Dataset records
══════

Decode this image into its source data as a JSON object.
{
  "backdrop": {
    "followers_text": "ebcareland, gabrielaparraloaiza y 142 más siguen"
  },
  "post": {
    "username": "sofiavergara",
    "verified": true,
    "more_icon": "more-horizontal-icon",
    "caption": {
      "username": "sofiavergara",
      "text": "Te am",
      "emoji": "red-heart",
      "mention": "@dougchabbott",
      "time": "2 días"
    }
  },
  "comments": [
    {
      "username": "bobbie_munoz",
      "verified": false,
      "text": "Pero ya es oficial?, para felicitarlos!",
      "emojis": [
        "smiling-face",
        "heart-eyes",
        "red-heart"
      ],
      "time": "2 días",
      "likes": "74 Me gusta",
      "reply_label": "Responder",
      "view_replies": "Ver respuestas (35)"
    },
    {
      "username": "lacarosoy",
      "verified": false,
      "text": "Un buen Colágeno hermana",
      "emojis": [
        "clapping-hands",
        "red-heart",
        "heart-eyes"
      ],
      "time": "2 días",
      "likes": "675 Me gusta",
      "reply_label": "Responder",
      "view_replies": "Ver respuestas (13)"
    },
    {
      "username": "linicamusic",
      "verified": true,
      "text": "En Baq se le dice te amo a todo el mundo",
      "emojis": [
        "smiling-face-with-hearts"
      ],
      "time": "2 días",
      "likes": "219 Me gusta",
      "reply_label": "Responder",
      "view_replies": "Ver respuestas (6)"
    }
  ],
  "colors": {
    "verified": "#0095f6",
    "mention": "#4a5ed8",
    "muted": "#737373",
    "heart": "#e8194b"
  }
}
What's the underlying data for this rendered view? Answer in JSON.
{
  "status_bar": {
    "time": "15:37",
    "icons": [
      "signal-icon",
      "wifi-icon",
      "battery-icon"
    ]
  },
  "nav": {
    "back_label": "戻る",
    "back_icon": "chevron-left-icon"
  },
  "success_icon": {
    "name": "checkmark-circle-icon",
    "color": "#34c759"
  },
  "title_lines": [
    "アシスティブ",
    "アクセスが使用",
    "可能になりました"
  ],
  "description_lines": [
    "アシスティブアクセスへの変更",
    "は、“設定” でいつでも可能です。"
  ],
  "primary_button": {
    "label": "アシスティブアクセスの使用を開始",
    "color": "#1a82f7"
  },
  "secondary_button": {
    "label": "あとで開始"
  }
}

══════

Task objective:
Extract the lines above from the one containing "What's the underlying" to the last line, both included, exactly as written.

Final answer:
What's the underlying data for this rendered view? Answer in JSON.
{
  "status_bar": {
    "time": "15:37",
    "icons": [
      "signal-icon",
      "wifi-icon",
      "battery-icon"
    ]
  },
  "nav": {
    "back_label": "戻る",
    "back_icon": "chevron-left-icon"
  },
  "success_icon": {
    "name": "checkmark-circle-icon",
    "color": "#34c759"
  },
  "title_lines": [
    "アシスティブ",
    "アクセスが使用",
    "可能になりました"
  ],
  "description_lines": [
    "アシスティブアクセスへの変更",
    "は、“設定” でいつでも可能です。"
  ],
  "primary_button": {
    "label": "アシスティブアクセスの使用を開始",
    "color": "#1a82f7"
  },
  "secondary_button": {
    "label": "あとで開始"
  }
}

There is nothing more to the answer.